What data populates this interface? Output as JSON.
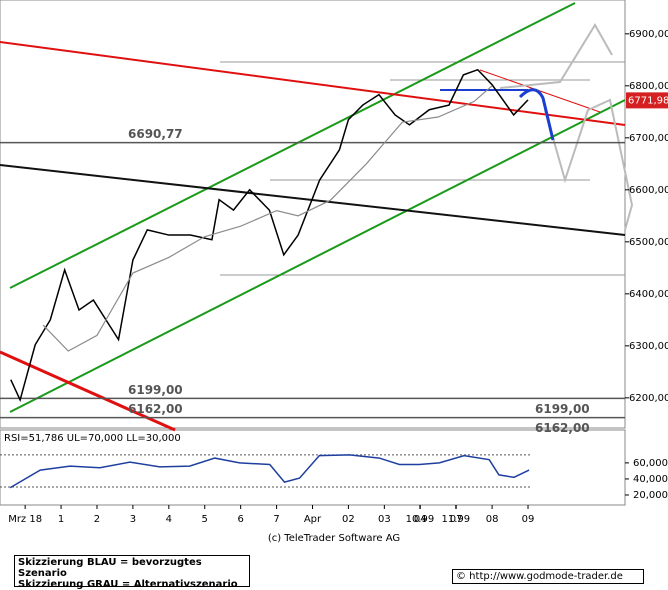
{
  "chart_data": {
    "type": "line",
    "xlim": [
      -0.7,
      16.7
    ],
    "xticks": [
      {
        "value": 0,
        "label": "Mrz 18"
      },
      1,
      2,
      3,
      4,
      5,
      6,
      7,
      {
        "value": 8,
        "label": "Apr"
      },
      {
        "value": 9,
        "label": "02"
      },
      {
        "value": 10,
        "label": "03"
      },
      {
        "value": 11,
        "label": "04"
      },
      {
        "value": 12,
        "label": "07"
      },
      {
        "value": 13,
        "label": "08"
      },
      {
        "value": 14,
        "label": "09"
      },
      10.99,
      11.99
    ],
    "ylim": [
      6142,
      6965
    ],
    "yticks": [
      {
        "value": 6200,
        "label": "6200,00"
      },
      {
        "value": 6300,
        "label": "6300,00"
      },
      {
        "value": 6400,
        "label": "6400,00"
      },
      {
        "value": 6500,
        "label": "6500,00"
      },
      {
        "value": 6600,
        "label": "6600,00"
      },
      {
        "value": 6700,
        "label": "6700,00"
      },
      {
        "value": 6800,
        "label": "6800,00"
      },
      {
        "value": 6900,
        "label": "6900,00"
      }
    ],
    "series": [
      {
        "color": "#000000",
        "x": [
          -0.4,
          -0.14,
          0.28,
          0.7,
          1.1,
          1.5,
          1.9,
          2.6,
          3.0,
          3.4,
          4.0,
          4.6,
          5.2,
          5.4,
          5.8,
          6.25,
          6.8,
          7.2,
          7.6,
          8.2,
          8.75,
          9.0,
          9.4,
          9.85,
          10.3,
          10.7,
          11.25,
          11.8,
          12.2,
          12.6,
          13.0,
          13.3,
          13.6,
          14.0
        ],
        "values": [
          6235,
          6196,
          6302,
          6350,
          6446,
          6369,
          6388,
          6312,
          6465,
          6523,
          6513,
          6513,
          6504,
          6581,
          6561,
          6600,
          6561,
          6475,
          6513,
          6619,
          6677,
          6735,
          6763,
          6783,
          6744,
          6725,
          6754,
          6763,
          6821,
          6831,
          6802,
          6773,
          6744,
          6773
        ]
      },
      {
        "color": "#8c8c8c",
        "x": [
          0.5,
          1.2,
          2.0,
          3.0,
          4.0,
          5.0,
          6.0,
          7.0,
          7.6,
          8.5,
          9.5,
          10.5,
          11.5,
          12.5,
          13.0
        ],
        "values": [
          6340,
          6290,
          6320,
          6440,
          6470,
          6510,
          6530,
          6560,
          6550,
          6580,
          6650,
          6730,
          6740,
          6770,
          6800
        ]
      }
    ],
    "levels": [
      {
        "value": 6690.77,
        "label": "6690,77"
      },
      {
        "value": 6199,
        "label": "6199,00"
      },
      {
        "value": 6162,
        "label": "6162,00"
      }
    ],
    "last_price": {
      "value": 6771.98,
      "label": "6771,98"
    },
    "rsi": {
      "label": "RSI=51,786 UL=70,000 LL=30,000",
      "ylim": [
        10,
        101
      ],
      "yticks": [
        {
          "value": 20,
          "label": "20,000"
        },
        {
          "value": 40,
          "label": "40,000"
        },
        {
          "value": 60,
          "label": "60,000"
        }
      ],
      "bands": [
        70,
        30
      ],
      "color": "#1f3f9f",
      "x": [
        -0.42,
        0.42,
        1.25,
        2.08,
        2.92,
        3.75,
        4.58,
        5.28,
        5.97,
        6.81,
        7.22,
        7.64,
        8.19,
        9.03,
        9.86,
        10.42,
        10.97,
        11.53,
        12.22,
        12.92,
        13.19,
        13.61,
        14.03
      ],
      "values": [
        29,
        51,
        56,
        54,
        61,
        55,
        56,
        66,
        60,
        58,
        36,
        41,
        69,
        70,
        66,
        58,
        58,
        60,
        69,
        64,
        45,
        42,
        51
      ]
    },
    "copyright": "(c) TeleTrader Software AG",
    "notes": [
      "Skizzierung BLAU = bevorzugtes Szenario",
      "Skizzierung GRAU = Alternativszenario"
    ],
    "source": "© http://www.godmode-trader.de"
  }
}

§ §

### WHAT TO DO:
Give back the entries verbatim. Do not include any picture.

### EXERCISE RESPONSE:
What data populates this interface? Output as JSON.
{
  "chart_data": {
    "type": "line",
    "xlim": [
      -0.7,
      16.7
    ],
    "xticks": [
      {
        "value": 0,
        "label": "Mrz 18"
      },
      1,
      2,
      3,
      4,
      5,
      6,
      7,
      {
        "value": 8,
        "label": "Apr"
      },
      {
        "value": 9,
        "label": "02"
      },
      {
        "value": 10,
        "label": "03"
      },
      {
        "value": 11,
        "label": "04"
      },
      {
        "value": 12,
        "label": "07"
      },
      {
        "value": 13,
        "label": "08"
      },
      {
        "value": 14,
        "label": "09"
      },
      10.99,
      11.99
    ],
    "ylim": [
      6142,
      6965
    ],
    "yticks": [
      {
        "value": 6200,
        "label": "6200,00"
      },
      {
        "value": 6300,
        "label": "6300,00"
      },
      {
        "value": 6400,
        "label": "6400,00"
      },
      {
        "value": 6500,
        "label": "6500,00"
      },
      {
        "value": 6600,
        "label": "6600,00"
      },
      {
        "value": 6700,
        "label": "6700,00"
      },
      {
        "value": 6800,
        "label": "6800,00"
      },
      {
        "value": 6900,
        "label": "6900,00"
      }
    ],
    "series": [
      {
        "color": "#000000",
        "x": [
          -0.4,
          -0.14,
          0.28,
          0.7,
          1.1,
          1.5,
          1.9,
          2.6,
          3.0,
          3.4,
          4.0,
          4.6,
          5.2,
          5.4,
          5.8,
          6.25,
          6.8,
          7.2,
          7.6,
          8.2,
          8.75,
          9.0,
          9.4,
          9.85,
          10.3,
          10.7,
          11.25,
          11.8,
          12.2,
          12.6,
          13.0,
          13.3,
          13.6,
          14.0
        ],
        "values": [
          6235,
          6196,
          6302,
          6350,
          6446,
          6369,
          6388,
          6312,
          6465,
          6523,
          6513,
          6513,
          6504,
          6581,
          6561,
          6600,
          6561,
          6475,
          6513,
          6619,
          6677,
          6735,
          6763,
          6783,
          6744,
          6725,
          6754,
          6763,
          6821,
          6831,
          6802,
          6773,
          6744,
          6773
        ]
      },
      {
        "color": "#8c8c8c",
        "x": [
          0.5,
          1.2,
          2.0,
          3.0,
          4.0,
          5.0,
          6.0,
          7.0,
          7.6,
          8.5,
          9.5,
          10.5,
          11.5,
          12.5,
          13.0
        ],
        "values": [
          6340,
          6290,
          6320,
          6440,
          6470,
          6510,
          6530,
          6560,
          6550,
          6580,
          6650,
          6730,
          6740,
          6770,
          6800
        ]
      }
    ],
    "levels": [
      {
        "value": 6690.77,
        "label": "6690,77"
      },
      {
        "value": 6199,
        "label": "6199,00"
      },
      {
        "value": 6162,
        "label": "6162,00"
      }
    ],
    "last_price": {
      "value": 6771.98,
      "label": "6771,98"
    },
    "rsi": {
      "label": "RSI=51,786 UL=70,000 LL=30,000",
      "ylim": [
        10,
        101
      ],
      "yticks": [
        {
          "value": 20,
          "label": "20,000"
        },
        {
          "value": 40,
          "label": "40,000"
        },
        {
          "value": 60,
          "label": "60,000"
        }
      ],
      "bands": [
        70,
        30
      ],
      "color": "#1f3f9f",
      "x": [
        -0.42,
        0.42,
        1.25,
        2.08,
        2.92,
        3.75,
        4.58,
        5.28,
        5.97,
        6.81,
        7.22,
        7.64,
        8.19,
        9.03,
        9.86,
        10.42,
        10.97,
        11.53,
        12.22,
        12.92,
        13.19,
        13.61,
        14.03
      ],
      "values": [
        29,
        51,
        56,
        54,
        61,
        55,
        56,
        66,
        60,
        58,
        36,
        41,
        69,
        70,
        66,
        58,
        58,
        60,
        69,
        64,
        45,
        42,
        51
      ]
    },
    "copyright": "(c) TeleTrader Software AG",
    "notes": [
      "Skizzierung BLAU = bevorzugtes Szenario",
      "Skizzierung GRAU = Alternativszenario"
    ],
    "source": "© http://www.godmode-trader.de"
  }
}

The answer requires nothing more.